Check your understanding
• A. Answer these questions about the forum thread:
(i) According to the first post, what was tren originally used for?
(ii) Where does alphabolic say NPP can be found, and what name is it listed under?
(iii) What did Himik first think SloppyJ was asking about?
• B. In the forum thread, why does Himik's second reply suggest that nandrolone is a better choice for joints than NPP?
• C. Can you rewrite the forum thread from "Can anyone explain" up to and including "cause less water retention?", with "prop" replaced by "propionate"?

If you want to recomp test and tren would be my choice. You can be in a calorie deficit state and still gain muscle while shedding flab more than it's cousin deca,but everyone is different. Trens original use was to keep the cattles muscle mass while they starved through travel, so do you feel like a cow? LOL just kidding but just a thought.


----------



## SloppyJ (May 10, 2011)

Isn't it correct to say that NPP won't yield the same "Joint comfort" as the deca estered version because of less water retention?


----------



## TakeItToTheLimit (May 10, 2011)

does naps carry npp? Can't seem to find it


----------



## alphabolic (May 10, 2011)

TakeItToTheLimit said:


> does naps carry npp? Can't seem to find it


 
yea bottom of the first page of injectibles

it only says "GP Phenyl 100"


----------



## Himik (May 10, 2011)

SloppyJ said:


> Isn't it correct to say that NPP won't yield the same "Joint comfort" as the deca estered version because of less water retention?



Yes, it is the same compound just different esters.


----------



## njc (May 10, 2011)

Himik said:


> Yes, it is the same compound just different esters.


 

Thats not really an answer to his question


----------



## Himik (May 10, 2011)

njc said:


> Thats not really an answer to his question



Misread his question, my bad, I thought he was asking about collagen synthesis. NPP will hold less water so I would imagine nandrolone is a better choice for joints.


----------



## Digitalash (May 10, 2011)

Can anyone explain the "water retention" issue to me? I don't get why short esters are said to cause you to hold less water. My understanding is that regardless of the ester everything still breaks down to the base right? So wouldn't test enanthate be similar to frequent injections of test base? So why does prop cause less water retention?


----------



## purplerain (May 11, 2011)

Himik said:


> Misread his question, my bad, I thought he was asking about collagen synthesis. NPP will hold less water so I would imagine nandrolone is a better choice for joints.

Dataset records

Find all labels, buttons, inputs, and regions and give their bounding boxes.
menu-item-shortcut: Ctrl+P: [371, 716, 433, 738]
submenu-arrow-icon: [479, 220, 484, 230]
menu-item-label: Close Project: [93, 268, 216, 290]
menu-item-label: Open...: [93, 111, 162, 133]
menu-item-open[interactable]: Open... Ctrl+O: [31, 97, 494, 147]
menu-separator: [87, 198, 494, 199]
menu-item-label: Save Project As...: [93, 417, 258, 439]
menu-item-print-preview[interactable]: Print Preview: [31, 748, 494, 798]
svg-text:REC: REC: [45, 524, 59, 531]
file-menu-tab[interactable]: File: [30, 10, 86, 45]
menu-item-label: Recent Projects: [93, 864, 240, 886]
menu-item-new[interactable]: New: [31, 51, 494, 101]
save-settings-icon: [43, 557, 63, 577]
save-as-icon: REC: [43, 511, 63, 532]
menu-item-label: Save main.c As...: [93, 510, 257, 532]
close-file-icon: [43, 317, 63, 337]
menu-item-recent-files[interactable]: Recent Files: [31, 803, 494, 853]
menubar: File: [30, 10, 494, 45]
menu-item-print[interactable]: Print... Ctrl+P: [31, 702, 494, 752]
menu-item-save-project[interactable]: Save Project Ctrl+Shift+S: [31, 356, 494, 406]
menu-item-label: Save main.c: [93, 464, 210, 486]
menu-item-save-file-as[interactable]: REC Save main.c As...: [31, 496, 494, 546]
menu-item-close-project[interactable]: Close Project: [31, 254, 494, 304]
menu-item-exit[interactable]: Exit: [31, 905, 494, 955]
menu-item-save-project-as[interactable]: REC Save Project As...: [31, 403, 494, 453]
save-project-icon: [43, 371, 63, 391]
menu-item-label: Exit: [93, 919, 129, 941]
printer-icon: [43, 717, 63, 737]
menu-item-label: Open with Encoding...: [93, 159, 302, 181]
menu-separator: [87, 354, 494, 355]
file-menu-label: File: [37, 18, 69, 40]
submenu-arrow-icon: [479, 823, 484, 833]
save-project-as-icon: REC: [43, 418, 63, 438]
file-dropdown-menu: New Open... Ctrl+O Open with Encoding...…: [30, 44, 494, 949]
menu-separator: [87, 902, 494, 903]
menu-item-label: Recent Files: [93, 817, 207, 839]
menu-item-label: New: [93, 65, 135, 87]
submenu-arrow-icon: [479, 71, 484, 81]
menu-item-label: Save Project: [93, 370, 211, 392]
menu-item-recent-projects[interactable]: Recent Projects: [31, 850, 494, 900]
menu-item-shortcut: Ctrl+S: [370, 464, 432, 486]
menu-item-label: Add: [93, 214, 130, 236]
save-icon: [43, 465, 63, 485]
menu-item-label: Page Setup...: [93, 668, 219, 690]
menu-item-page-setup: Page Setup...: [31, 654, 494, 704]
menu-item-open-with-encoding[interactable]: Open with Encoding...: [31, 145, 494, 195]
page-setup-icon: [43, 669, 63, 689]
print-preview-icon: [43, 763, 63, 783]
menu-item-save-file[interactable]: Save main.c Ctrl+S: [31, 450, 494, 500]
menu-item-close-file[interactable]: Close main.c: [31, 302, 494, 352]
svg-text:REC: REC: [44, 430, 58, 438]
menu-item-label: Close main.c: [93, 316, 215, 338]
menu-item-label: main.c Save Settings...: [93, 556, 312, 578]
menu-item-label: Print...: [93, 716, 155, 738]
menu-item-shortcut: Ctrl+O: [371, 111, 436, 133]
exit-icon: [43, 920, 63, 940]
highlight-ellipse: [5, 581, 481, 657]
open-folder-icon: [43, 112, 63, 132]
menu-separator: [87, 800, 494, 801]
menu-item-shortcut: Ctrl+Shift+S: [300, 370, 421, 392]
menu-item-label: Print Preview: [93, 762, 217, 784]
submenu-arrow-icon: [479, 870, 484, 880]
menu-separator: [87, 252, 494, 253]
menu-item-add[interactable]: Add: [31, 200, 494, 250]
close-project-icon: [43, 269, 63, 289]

Answers to the tasks
• A.
(i) To keep cattle's muscle mass while they starved through travel.
(ii) At the bottom of the first page of injectibles, listed only as "GP Phenyl 100".
(iii) Collagen synthesis.

• B. Because NPP will hold less water.

• C.
Can anyone explain the "water retention" issue to me? I don't get why short esters are said to cause you to hold less water. My understanding is that regardless of the ester everything still breaks down to the base right? So wouldn't test enanthate be similar to frequent injections of test base? So why does propionate cause less water retention?